# START OF QUOTED PASSAGE

Glenda Scalise, 55, has been living in the public housing high-rise on 20 Elgin St. since 2004.
She was in supported accommodation before then, and before then she was homeless for two years.
She wandered on the street day after day. “I was literally homeless… I had mental health issues… the supported accommodation I was in for a year. And then this flat became vacant and I took it.”
“I was very lucky. I am very unusual because my housing worker pushed for me. Everyone else that I know has had to wait much longer…” she said.
The place she lives in locates in Carlton, one of the around twenty high-rise public housing sites in Melbourne. Spread across 14 suburbs, the sites contain over 40 high rises in total.
Where are those high–rises in Melbourne exactly?
(Source: Housing Commission of Victoria)
Entering the high rise was a bit like an adventure. The two buildings look isolated and abrupt from afar and you need to be approved by the intercom before actually go into the building. So I waited some time outside before calling Glenda. And then a hunchbacked old man, who has apparently lost his sight, felt his way to the intercom and then the steel gate slid open slowly. Last time I stopped by, it was broken and wide open.
The floor is tiled. The corridor is well-lit, although it seems a bit narrow when there are about six or seven flats on each floor.
Glenda lives by herself. Her flat has one bedroom, one bathroom and the other area constitutes the kitchen and the living room. An oven, a fridge, and a cupboard take up the whole kitchen area. Between the cupboards is a piece of board, on which all sorts of things line up one after one. Pictures and posters are all over the fridge and the wall next to it.

# END OF QUOTED PASSAGE
# START OF RAW RECORDS

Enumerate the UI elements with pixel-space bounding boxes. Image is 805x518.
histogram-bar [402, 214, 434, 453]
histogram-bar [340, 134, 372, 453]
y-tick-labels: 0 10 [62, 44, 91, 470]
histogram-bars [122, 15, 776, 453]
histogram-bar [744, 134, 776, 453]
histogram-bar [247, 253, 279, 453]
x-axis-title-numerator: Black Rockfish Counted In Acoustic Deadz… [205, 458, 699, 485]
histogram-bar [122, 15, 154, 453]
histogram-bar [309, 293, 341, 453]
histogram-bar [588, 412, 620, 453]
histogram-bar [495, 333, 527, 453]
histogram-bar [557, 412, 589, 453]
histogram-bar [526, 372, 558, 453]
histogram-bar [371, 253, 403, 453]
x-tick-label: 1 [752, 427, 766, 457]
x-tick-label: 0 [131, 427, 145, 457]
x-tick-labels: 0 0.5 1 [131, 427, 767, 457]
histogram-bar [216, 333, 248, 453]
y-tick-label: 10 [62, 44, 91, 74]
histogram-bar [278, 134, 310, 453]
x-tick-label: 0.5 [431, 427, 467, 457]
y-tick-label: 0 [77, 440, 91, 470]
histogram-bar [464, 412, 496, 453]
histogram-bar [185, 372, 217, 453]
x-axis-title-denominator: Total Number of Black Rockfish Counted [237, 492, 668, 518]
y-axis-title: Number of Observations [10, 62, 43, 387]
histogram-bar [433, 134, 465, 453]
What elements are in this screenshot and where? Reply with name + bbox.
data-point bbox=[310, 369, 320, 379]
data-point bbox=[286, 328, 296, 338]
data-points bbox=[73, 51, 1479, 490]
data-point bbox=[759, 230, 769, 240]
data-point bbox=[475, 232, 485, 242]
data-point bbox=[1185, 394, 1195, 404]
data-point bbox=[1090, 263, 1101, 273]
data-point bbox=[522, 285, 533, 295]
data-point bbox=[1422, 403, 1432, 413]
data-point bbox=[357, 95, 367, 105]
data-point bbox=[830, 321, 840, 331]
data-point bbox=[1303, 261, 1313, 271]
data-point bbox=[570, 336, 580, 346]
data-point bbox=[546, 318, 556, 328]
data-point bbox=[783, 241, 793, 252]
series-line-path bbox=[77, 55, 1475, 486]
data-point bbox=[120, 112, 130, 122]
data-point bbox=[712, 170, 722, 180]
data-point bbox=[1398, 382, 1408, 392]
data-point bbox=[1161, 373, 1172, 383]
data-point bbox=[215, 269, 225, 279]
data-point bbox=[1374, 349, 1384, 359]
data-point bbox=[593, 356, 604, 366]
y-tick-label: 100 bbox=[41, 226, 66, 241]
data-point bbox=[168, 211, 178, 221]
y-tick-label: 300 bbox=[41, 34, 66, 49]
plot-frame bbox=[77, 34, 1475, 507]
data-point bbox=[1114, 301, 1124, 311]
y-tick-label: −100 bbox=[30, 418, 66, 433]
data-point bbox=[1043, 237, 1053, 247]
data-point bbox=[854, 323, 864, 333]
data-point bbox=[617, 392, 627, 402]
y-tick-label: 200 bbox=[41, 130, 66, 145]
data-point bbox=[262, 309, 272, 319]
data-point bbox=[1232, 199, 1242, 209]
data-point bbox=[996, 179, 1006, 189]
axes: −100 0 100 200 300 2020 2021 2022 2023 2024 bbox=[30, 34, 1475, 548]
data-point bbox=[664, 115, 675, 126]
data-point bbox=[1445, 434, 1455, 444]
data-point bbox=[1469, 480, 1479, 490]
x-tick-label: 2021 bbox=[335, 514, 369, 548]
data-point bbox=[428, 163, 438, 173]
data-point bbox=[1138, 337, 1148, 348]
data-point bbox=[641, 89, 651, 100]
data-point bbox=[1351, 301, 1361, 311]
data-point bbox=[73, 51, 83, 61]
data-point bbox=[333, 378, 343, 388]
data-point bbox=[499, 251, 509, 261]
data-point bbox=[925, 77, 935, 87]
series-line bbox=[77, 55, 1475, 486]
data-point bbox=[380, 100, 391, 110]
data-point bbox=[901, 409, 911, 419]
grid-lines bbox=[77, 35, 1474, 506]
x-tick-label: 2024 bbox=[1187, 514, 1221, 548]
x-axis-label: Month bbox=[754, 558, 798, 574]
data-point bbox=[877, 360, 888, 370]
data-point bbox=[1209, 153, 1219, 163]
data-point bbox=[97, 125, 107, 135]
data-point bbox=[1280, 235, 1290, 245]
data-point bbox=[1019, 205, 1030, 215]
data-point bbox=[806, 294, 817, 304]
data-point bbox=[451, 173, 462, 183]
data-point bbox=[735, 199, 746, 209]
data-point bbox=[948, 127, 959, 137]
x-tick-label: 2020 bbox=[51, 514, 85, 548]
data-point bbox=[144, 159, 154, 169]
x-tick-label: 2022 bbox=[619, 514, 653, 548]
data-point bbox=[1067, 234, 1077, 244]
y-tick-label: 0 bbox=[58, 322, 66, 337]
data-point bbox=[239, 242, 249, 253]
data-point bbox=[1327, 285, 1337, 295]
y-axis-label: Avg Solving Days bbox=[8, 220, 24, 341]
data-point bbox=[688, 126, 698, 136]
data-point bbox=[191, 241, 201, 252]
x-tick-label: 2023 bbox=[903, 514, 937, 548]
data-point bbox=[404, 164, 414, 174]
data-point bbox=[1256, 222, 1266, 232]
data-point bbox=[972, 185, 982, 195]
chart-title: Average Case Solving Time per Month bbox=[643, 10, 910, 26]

# END OF RAW RECORDS

REQUIRED TASKS:
• A. Summarize the public housing article in two sentences.
• B. According to the public housing article, how many suburbs are Melbourne's high-rise public housing sites spread across?
• C. Transcribe the part of the public housing article starting at "Where are those" and ending at "on each floor.".
None of the records is needed for this work.

TASK-BY-TASK ANSWERS:
• A. Glenda Scalise, 55, has lived in a public housing high-rise at 20 Elgin St. in Carlton since 2004, after two years of homelessness and a year in supported accommodation. She lives by herself in a one-bedroom flat at one of around twenty high-rise public housing sites in Melbourne.

• B. They are spread across 14 suburbs.

• C.
Where are those high–rises in Melbourne exactly?
(Source: Housing Commission of Victoria)
Entering the high rise was a bit like an adventure. The two buildings look isolated and abrupt from afar and you need to be approved by the intercom before actually go into the building. So I waited some time outside before calling Glenda. And then a hunchbacked old man, who has apparently lost his sight, felt his way to the intercom and then the steel gate slid open slowly. Last time I stopped by, it was broken and wide open.
The floor is tiled. The corridor is well-lit, although it seems a bit narrow when there are about six or seven flats on each floor.